INSTRUCTION » Please give the count of lines holding the string "JSON" and nothing besides.

(Dataset listings of figures)
——
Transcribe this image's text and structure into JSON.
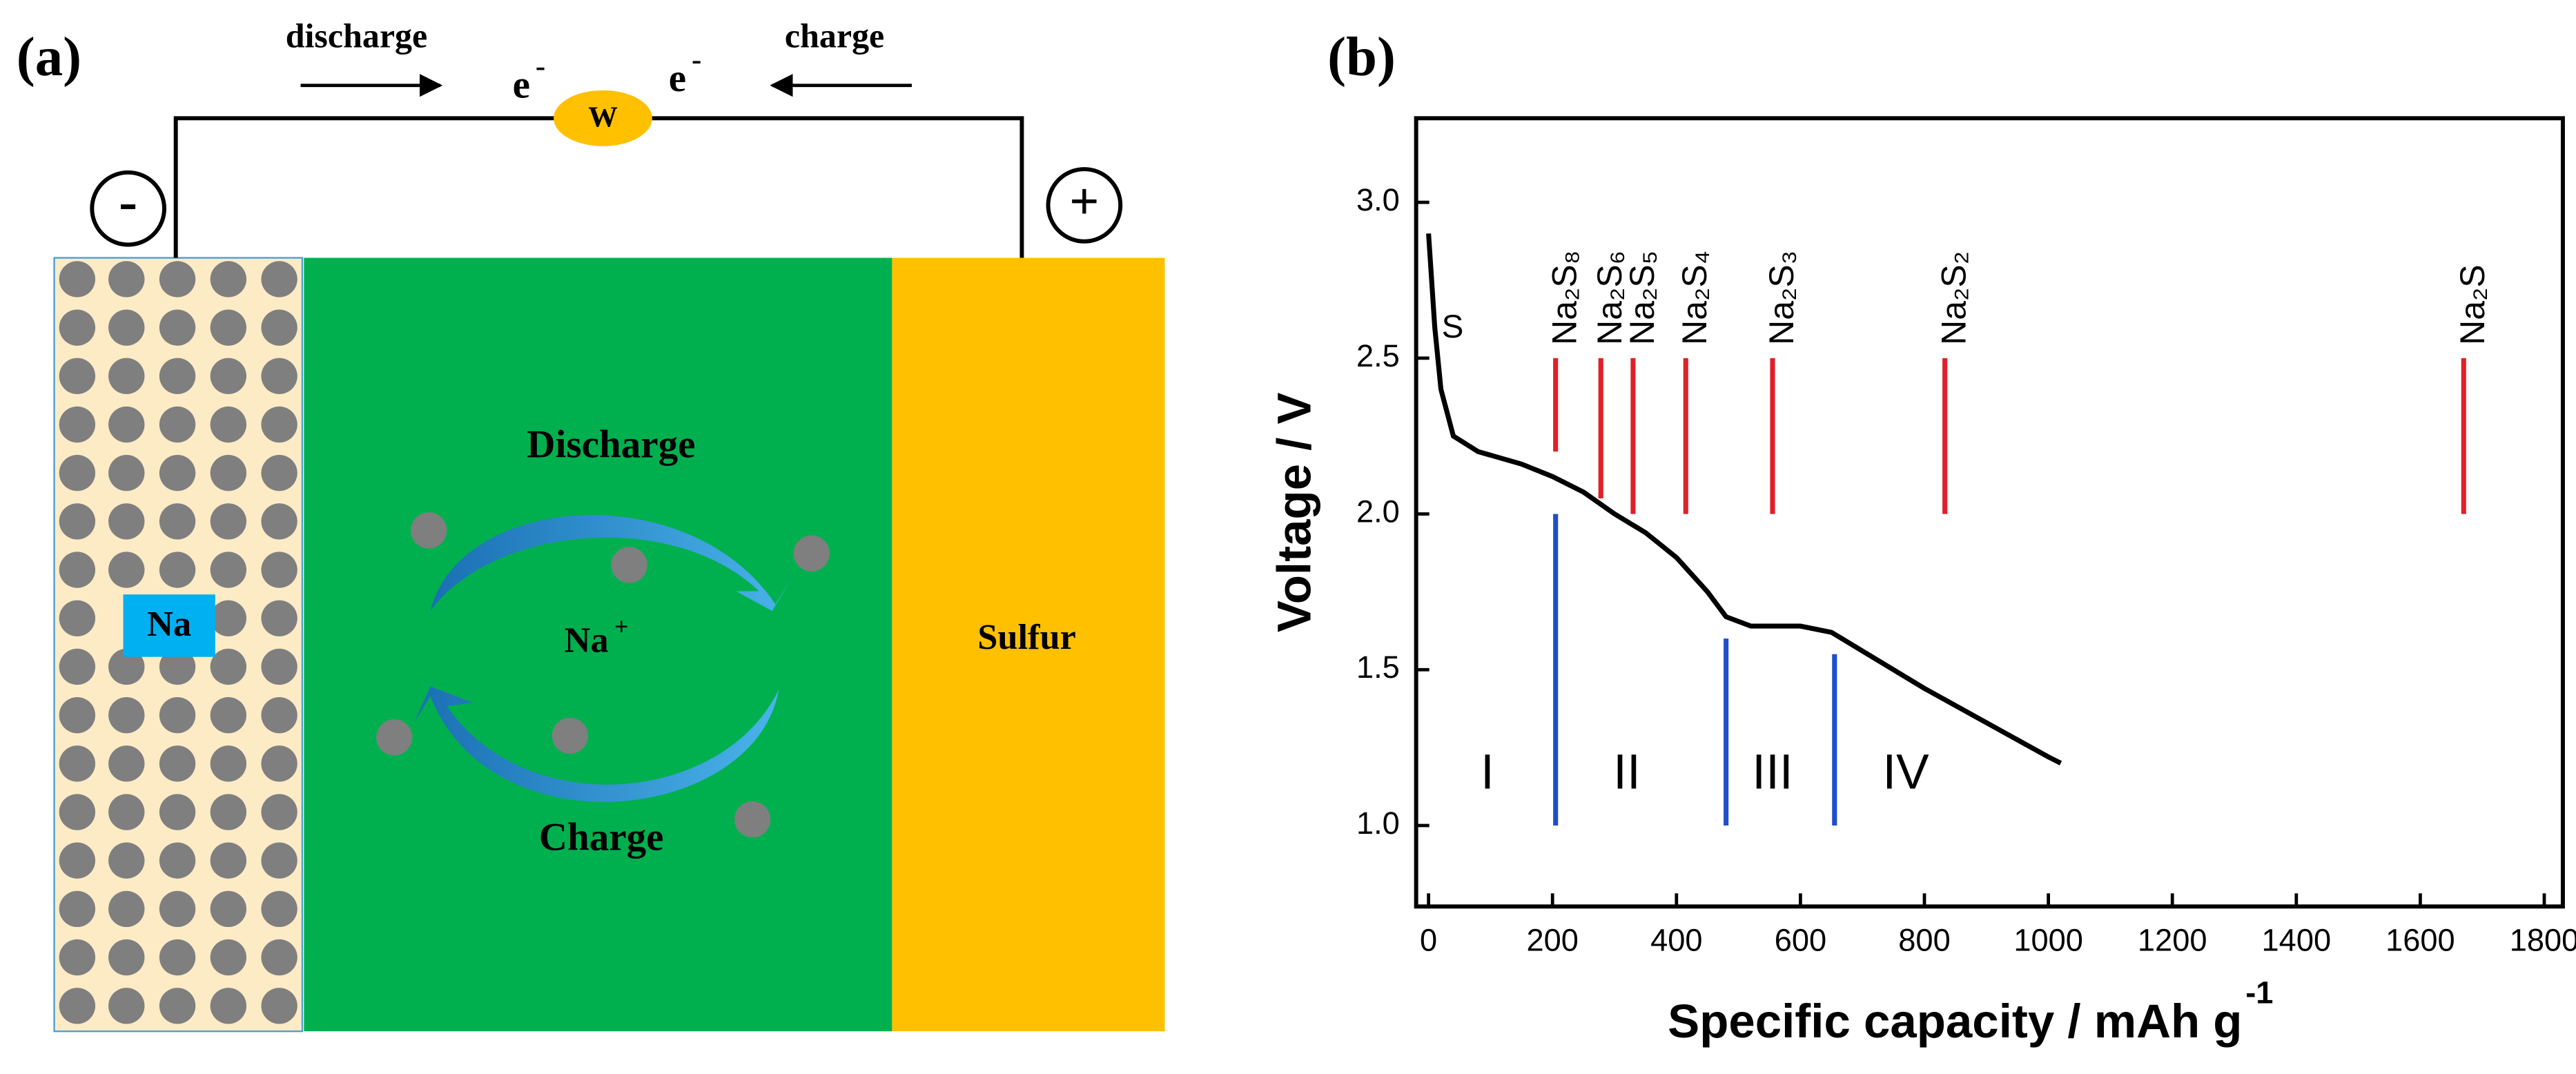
{
  "panel_a": {
    "label": "(a)",
    "discharge_arrow": "discharge",
    "charge_arrow": "charge",
    "electron": "e",
    "electron_sup": "-",
    "load": "W",
    "minus": "-",
    "plus": "+",
    "anode": "Na",
    "cathode": "Sulfur",
    "cycle_top": "Discharge",
    "cycle_bottom": "Charge",
    "ion": "Na",
    "ion_sup": "+"
  },
  "chart_data": {
    "type": "line",
    "label": "(b)",
    "xlabel": "Specific capacity / mAh g",
    "xlabel_sup": "-1",
    "ylabel": "Voltage / V",
    "xlim": [
      -20,
      1830
    ],
    "xticks": [
      0,
      200,
      400,
      600,
      800,
      1000,
      1200,
      1400,
      1600,
      1800
    ],
    "ylim": [
      0.74,
      3.27
    ],
    "yticks": [
      {
        "value": 1,
        "label": "1.0"
      },
      1.5,
      {
        "value": 2,
        "label": "2.0"
      },
      2.5,
      {
        "value": 3,
        "label": "3.0"
      }
    ],
    "color": "#000000",
    "x": [
      0,
      10,
      20,
      40,
      80,
      150,
      200,
      250,
      300,
      350,
      400,
      450,
      480,
      520,
      600,
      650,
      700,
      800,
      900,
      1000,
      1020
    ],
    "values": [
      2.9,
      2.6,
      2.4,
      2.25,
      2.2,
      2.16,
      2.12,
      2.07,
      2.0,
      1.94,
      1.86,
      1.75,
      1.67,
      1.64,
      1.64,
      1.62,
      1.56,
      1.44,
      1.33,
      1.22,
      1.2
    ],
    "start_label": "S",
    "species_color": "#e0202a",
    "species": [
      {
        "label": "Na₂S₈",
        "x": 205,
        "y_top": 2.5,
        "y_bottom": 2.2
      },
      {
        "label": "Na₂S₆",
        "x": 278,
        "y_top": 2.5,
        "y_bottom": 2.05
      },
      {
        "label": "Na₂S₅",
        "x": 330,
        "y_top": 2.5,
        "y_bottom": 2.0
      },
      {
        "label": "Na₂S₄",
        "x": 415,
        "y_top": 2.5,
        "y_bottom": 2.0
      },
      {
        "label": "Na₂S₃",
        "x": 555,
        "y_top": 2.5,
        "y_bottom": 2.0
      },
      {
        "label": "Na₂S₂",
        "x": 833,
        "y_top": 2.5,
        "y_bottom": 2.0
      },
      {
        "label": "Na₂S",
        "x": 1670,
        "y_top": 2.5,
        "y_bottom": 2.0
      }
    ],
    "boundary_color": "#1f4fc8",
    "boundaries": [
      {
        "x": 205,
        "y_top": 2.0,
        "y_bottom": 1.0
      },
      {
        "x": 480,
        "y_top": 1.6,
        "y_bottom": 1.0
      },
      {
        "x": 655,
        "y_top": 1.55,
        "y_bottom": 1.0
      }
    ],
    "regions": [
      "I",
      "II",
      "III",
      "IV"
    ]
  }
}
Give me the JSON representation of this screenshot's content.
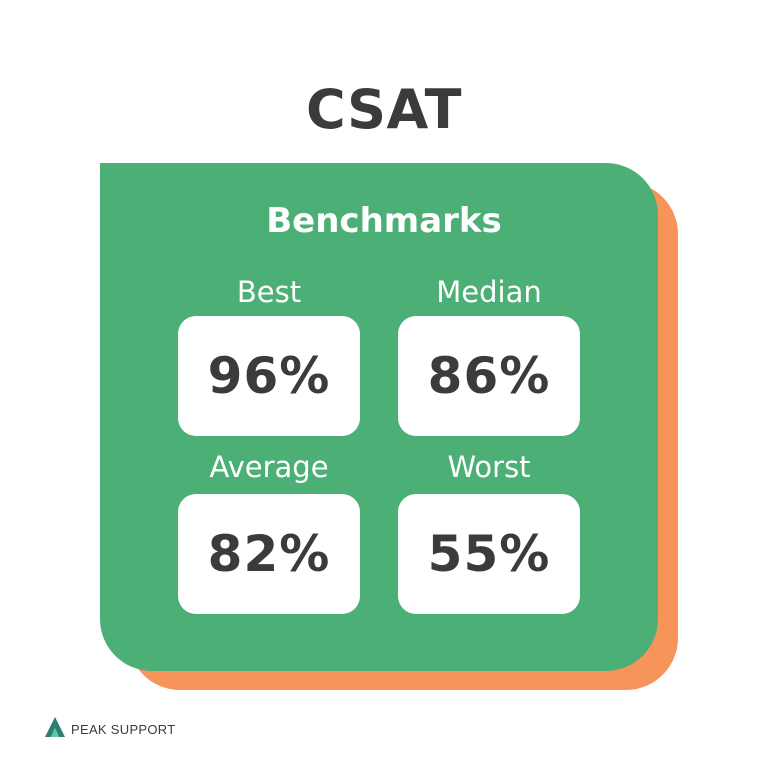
——
RESPONSE TO THIS EXERCISE » 2